-- Job --
Using the records provided below, locate and copy each line that contains the word "convention".

Dataset excerpts
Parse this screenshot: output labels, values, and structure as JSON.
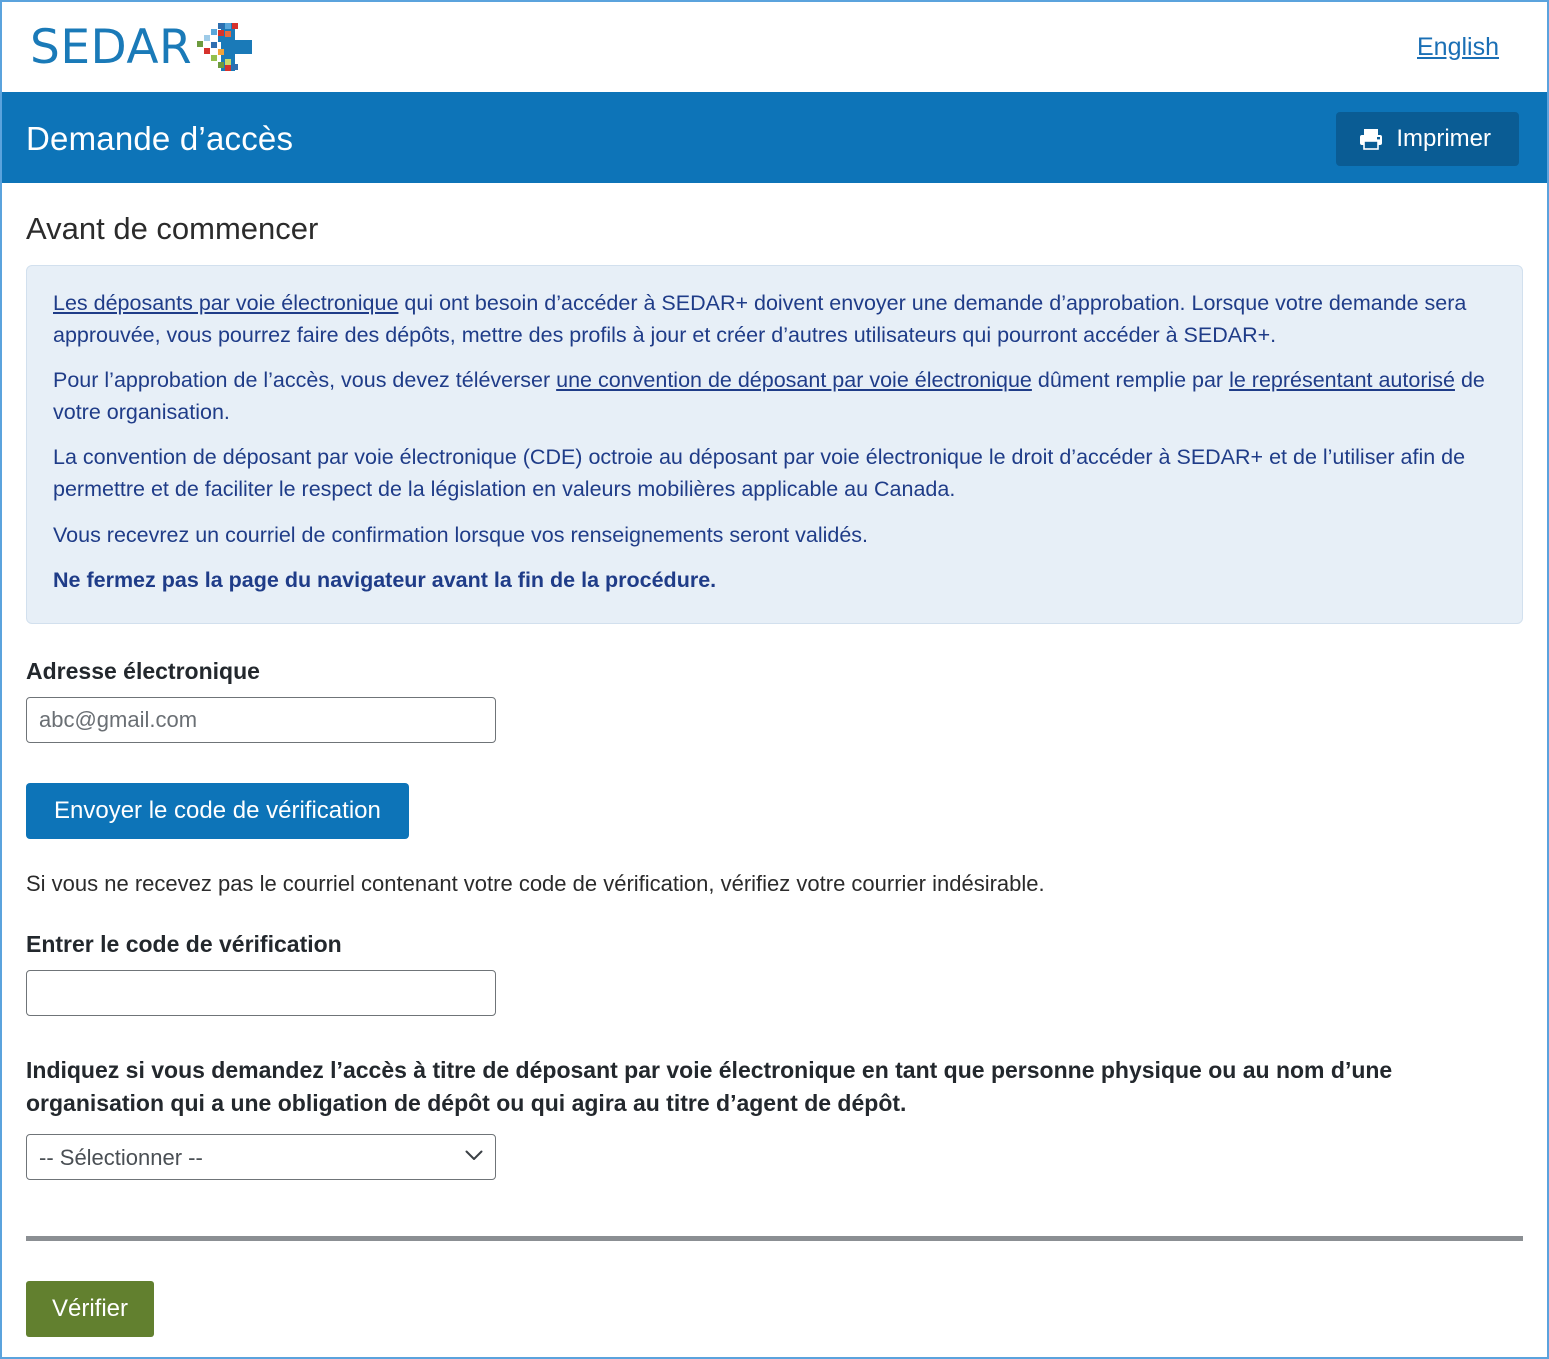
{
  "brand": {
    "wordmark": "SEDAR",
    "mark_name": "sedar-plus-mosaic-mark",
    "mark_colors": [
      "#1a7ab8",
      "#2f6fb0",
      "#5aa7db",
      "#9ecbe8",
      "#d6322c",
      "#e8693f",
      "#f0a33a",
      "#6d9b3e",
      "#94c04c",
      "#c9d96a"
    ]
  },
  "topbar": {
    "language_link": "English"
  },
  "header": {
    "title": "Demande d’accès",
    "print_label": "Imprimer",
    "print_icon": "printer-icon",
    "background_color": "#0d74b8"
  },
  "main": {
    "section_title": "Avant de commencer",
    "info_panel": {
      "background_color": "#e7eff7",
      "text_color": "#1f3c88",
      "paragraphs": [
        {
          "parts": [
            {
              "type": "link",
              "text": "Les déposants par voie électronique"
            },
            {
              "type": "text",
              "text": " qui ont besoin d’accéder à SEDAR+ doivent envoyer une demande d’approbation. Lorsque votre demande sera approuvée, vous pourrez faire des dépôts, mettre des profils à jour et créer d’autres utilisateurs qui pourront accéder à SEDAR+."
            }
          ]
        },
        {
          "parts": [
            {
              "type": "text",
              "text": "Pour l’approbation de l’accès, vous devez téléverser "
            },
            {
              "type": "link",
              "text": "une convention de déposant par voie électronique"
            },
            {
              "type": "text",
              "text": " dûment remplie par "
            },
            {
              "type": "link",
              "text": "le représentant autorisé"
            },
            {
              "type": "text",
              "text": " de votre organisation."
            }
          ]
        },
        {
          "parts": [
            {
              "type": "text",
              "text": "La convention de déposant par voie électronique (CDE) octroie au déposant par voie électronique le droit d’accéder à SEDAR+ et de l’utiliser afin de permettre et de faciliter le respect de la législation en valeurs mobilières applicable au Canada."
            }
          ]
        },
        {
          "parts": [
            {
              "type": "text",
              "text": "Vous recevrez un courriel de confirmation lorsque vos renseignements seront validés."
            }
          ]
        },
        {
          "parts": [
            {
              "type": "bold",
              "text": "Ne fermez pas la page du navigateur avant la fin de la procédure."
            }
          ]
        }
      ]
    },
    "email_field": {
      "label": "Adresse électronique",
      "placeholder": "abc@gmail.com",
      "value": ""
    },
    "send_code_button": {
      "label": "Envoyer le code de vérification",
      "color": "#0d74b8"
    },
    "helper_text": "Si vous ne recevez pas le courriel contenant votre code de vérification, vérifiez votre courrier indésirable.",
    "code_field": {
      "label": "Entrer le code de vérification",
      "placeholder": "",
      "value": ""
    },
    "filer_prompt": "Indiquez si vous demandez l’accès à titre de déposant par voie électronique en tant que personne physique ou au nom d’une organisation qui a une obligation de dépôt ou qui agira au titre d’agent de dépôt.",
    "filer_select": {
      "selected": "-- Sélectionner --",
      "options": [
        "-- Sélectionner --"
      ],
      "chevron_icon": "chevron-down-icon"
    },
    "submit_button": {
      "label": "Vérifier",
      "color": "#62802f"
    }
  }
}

-- Answer for the task --
              "text": "une convention de déposant par voie électronique"
              "text": "La convention de déposant par voie électronique (CDE) octroie au déposant par voie électronique le droit d’accéder à SEDAR+ et de l’utiliser afin de permettre et de faciliter le respect de la législation en valeurs mobilières applicable au Canada."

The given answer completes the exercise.